- PASSAGE SHOWN -

◇ ◇ ◇ ◇

Files
Simone Scarduzio 284f030fae updates to docs
2025-11-11 17:05:50 +01:00

23 KiB

DeltaGlider API Reference

Complete API documentation for the DeltaGlider Python SDK.

Table of Contents

Client Creation

create_client

Factory function to create a configured DeltaGlider client with sensible defaults.

def create_client(
    endpoint_url: Optional[str] = None,
    log_level: str = "INFO",
    **kwargs
) -> DeltaGliderClient

Parameters

  • endpoint_url (Optional[str]): S3 endpoint URL for MinIO, R2, or other S3-compatible storage. If None, uses AWS S3.
  • log_level (str): Logging verbosity level. Options: "DEBUG", "INFO", "WARNING", "ERROR". Default: "INFO".
  • kwargs: Additional arguments passed to DeltaService:
    • tool_version (str): Version string for metadata. Default: "deltaglider/0.1.0"
    • max_ratio (float): Maximum acceptable delta/file ratio. Default: 0.5

Security Note: DeltaGlider automatically uses ephemeral, process-isolated cache (/tmp/deltaglider-*) that is cleaned up on exit. No configuration needed.

Returns

DeltaGliderClient: Configured client instance ready for use.

Examples

# Default AWS S3 configuration
client = create_client()

# Custom endpoint for MinIO
client = create_client(endpoint_url="http://localhost:9000")

# Debug mode
client = create_client(log_level="DEBUG")

# Custom delta ratio threshold
client = create_client(max_ratio=0.3)  # Only use delta if <30% of original

DeltaGliderClient

Main client class for interacting with DeltaGlider.

Constructor

class DeltaGliderClient:
    def __init__(
        self,
        service: DeltaService,
        endpoint_url: Optional[str] = None
    )

Note: Use create_client() instead of instantiating directly.

These methods provide compatibility with boto3's core S3 client operations. DeltaGlider implements 21 essential S3 methods covering ~80% of common use cases. See BOTO3_COMPATIBILITY.md for complete coverage details.

◇ ◇ ◇ ◇

- GIVEN EXERCISE -
Write the next part of the DeltaGlider API reference, starting right after its last sentence. The listing has no connection to the DeltaGlider API reference.

- DATA EXTRACT -

◇ ◇ ◇ ◇

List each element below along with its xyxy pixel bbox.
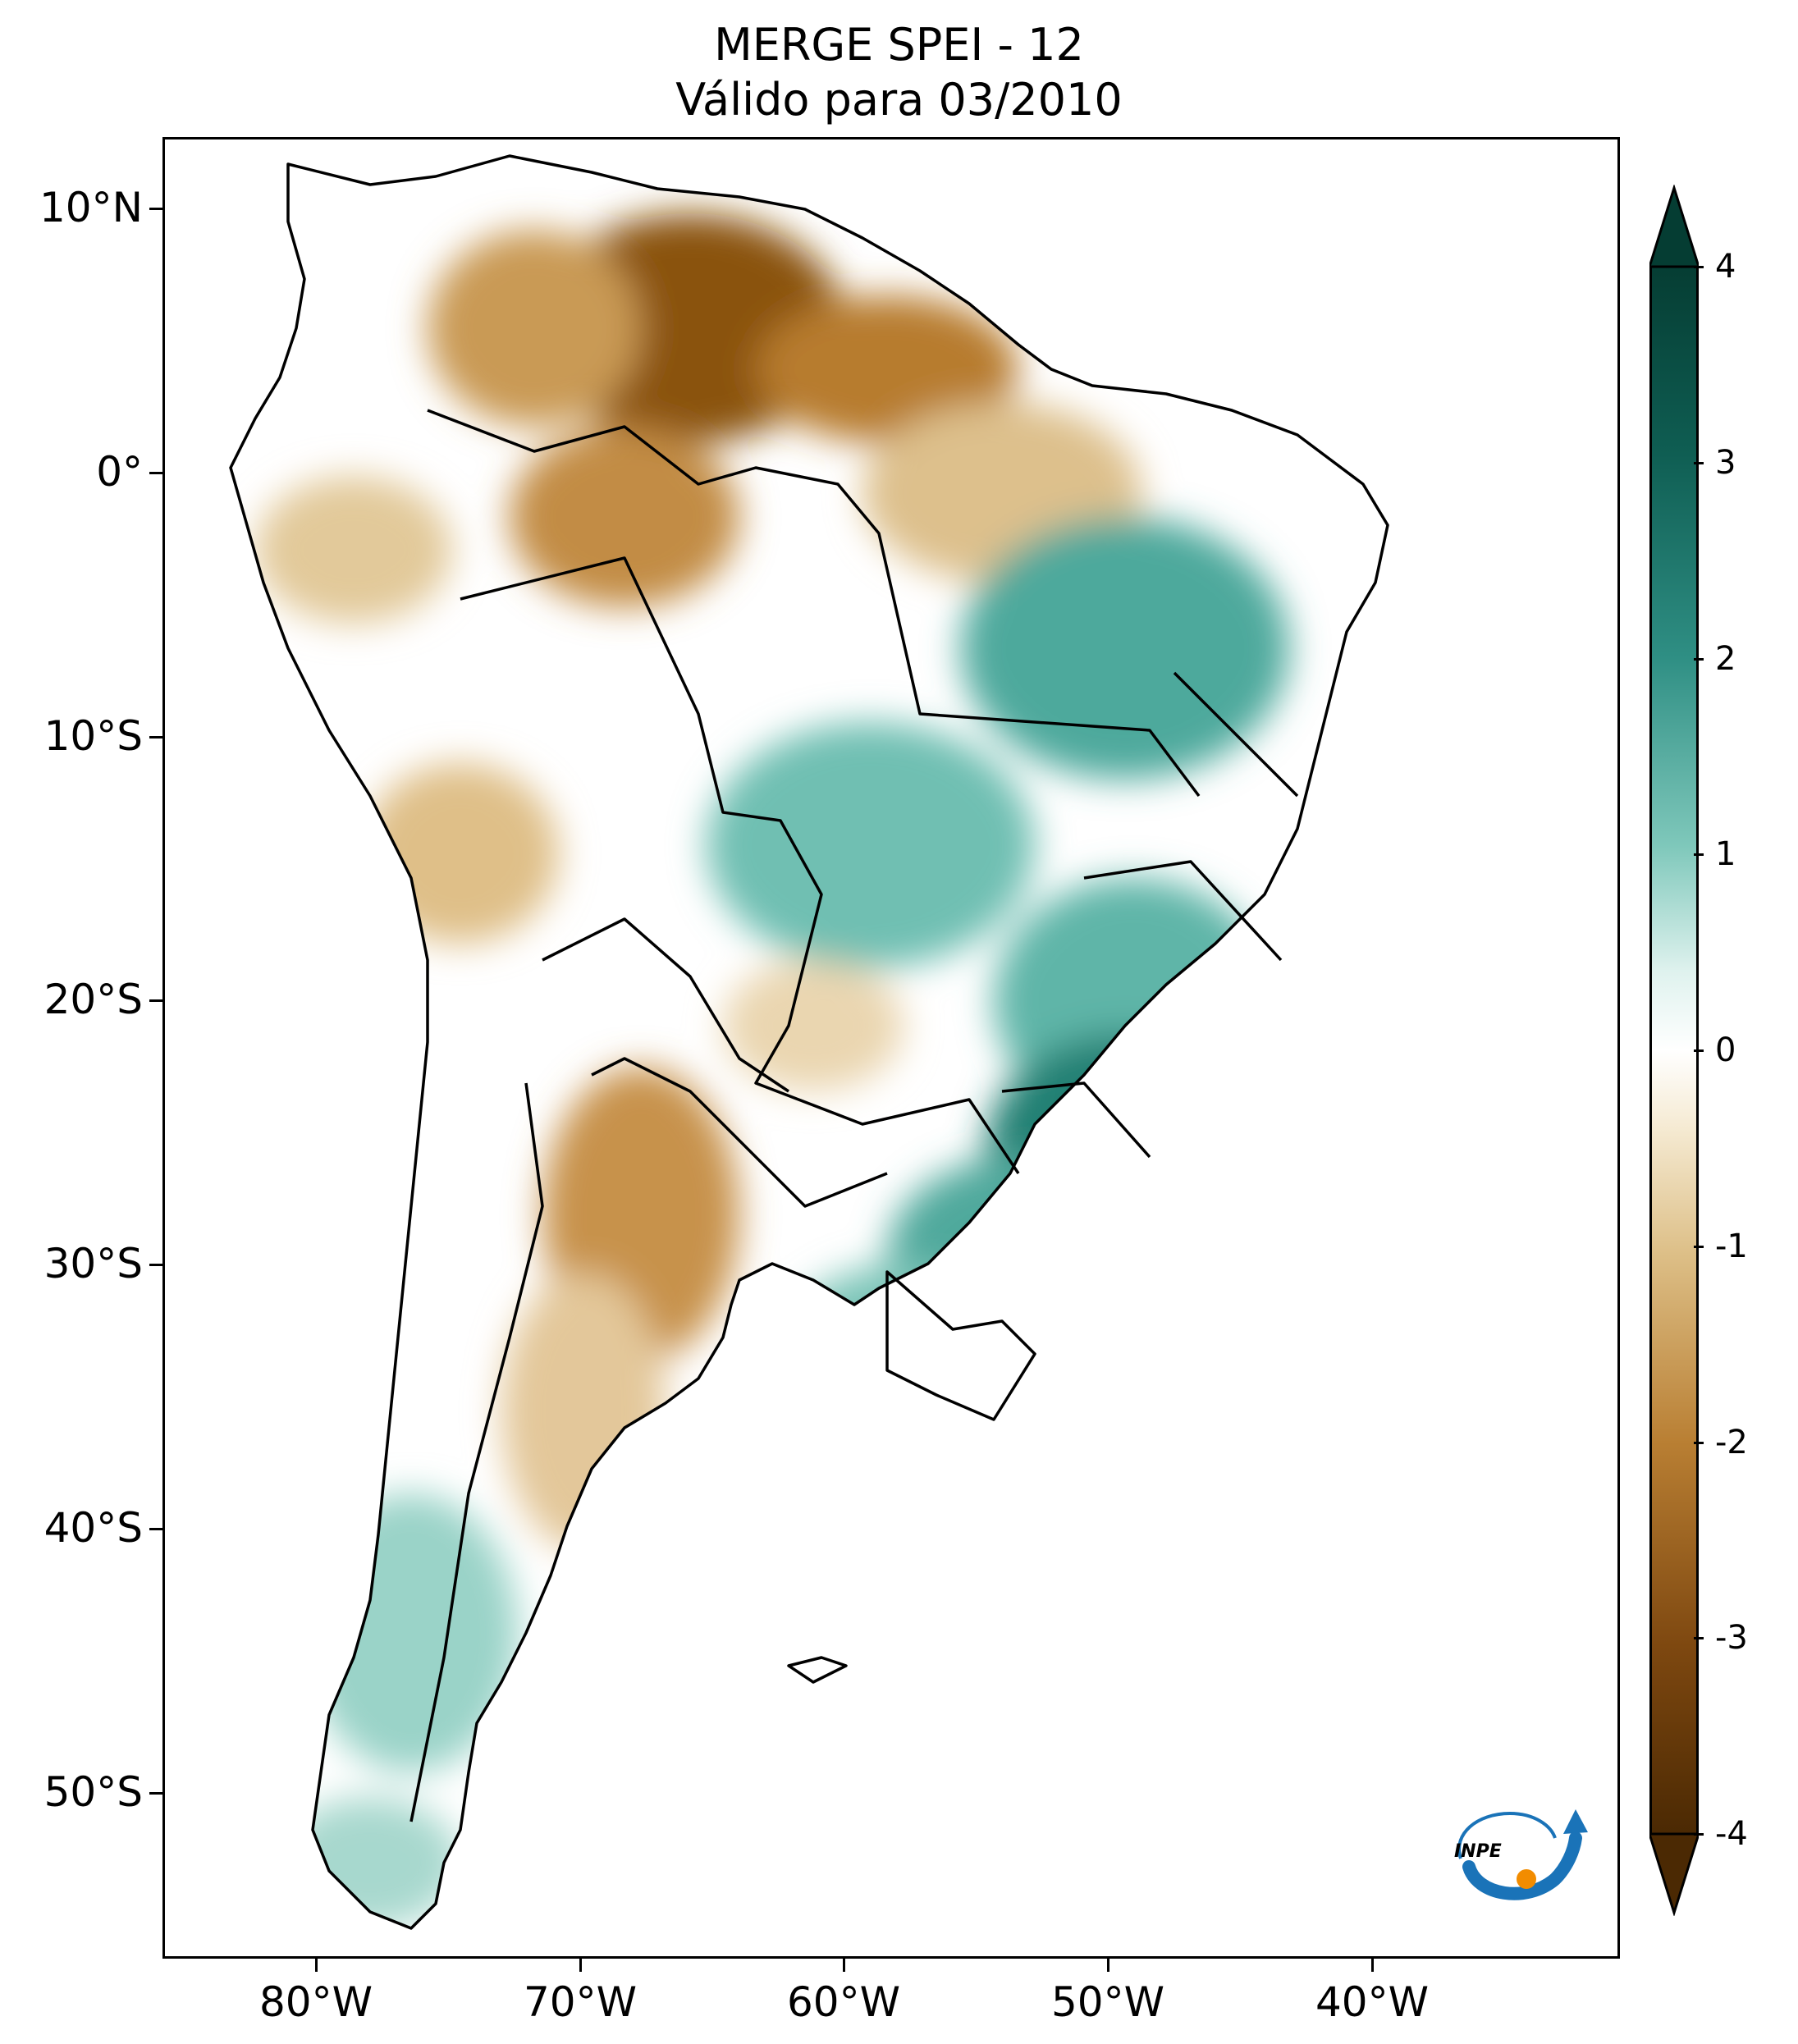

◇ ◇ ◇ ◇

- TASK OUTPUT -
list_objects

List objects in a bucket with smart performance optimizations.

def list_objects(
    self,
    Bucket: str,
    Prefix: str = "",
    Delimiter: str = "",
    MaxKeys: int = 1000,
    ContinuationToken: Optional[str] = None,
    StartAfter: Optional[str] = None,
    FetchMetadata: bool = False,
    **kwargs
) -> dict[str, Any]
Parameters
  • Bucket (str): S3 bucket name.
  • Prefix (str): Filter results to keys beginning with prefix.
  • Delimiter (str): Delimiter for grouping keys (e.g., '/' for folders).
  • MaxKeys (int): Maximum number of keys to return (for pagination). Default: 1000.
  • ContinuationToken (Optional[str]): Token from previous response for pagination.
  • StartAfter (Optional[str]): Start listing after this key (alternative pagination).
  • FetchMetadata (bool): If True, fetch compression metadata for delta files only. Default: False.
    • IMPORTANT: Non-delta files NEVER trigger metadata fetching (no performance impact).
    • With FetchMetadata=False: ~50ms for 1000 objects (1 API call)
    • With FetchMetadata=True: ~2-3s for 1000 objects (1 + N delta files API calls)
Performance Optimization

The method intelligently optimizes performance by:

  1. Never fetching metadata for non-delta files (they don't need it)
  2. Only fetching metadata for delta files when explicitly requested
  3. Supporting efficient pagination for large buckets
Returns

boto3-compatible dict with:

  • Contents (list[dict]): List of S3Object dicts with Key, Size, LastModified, Metadata
  • CommonPrefixes (list[dict]): Optional list of common prefixes (folders)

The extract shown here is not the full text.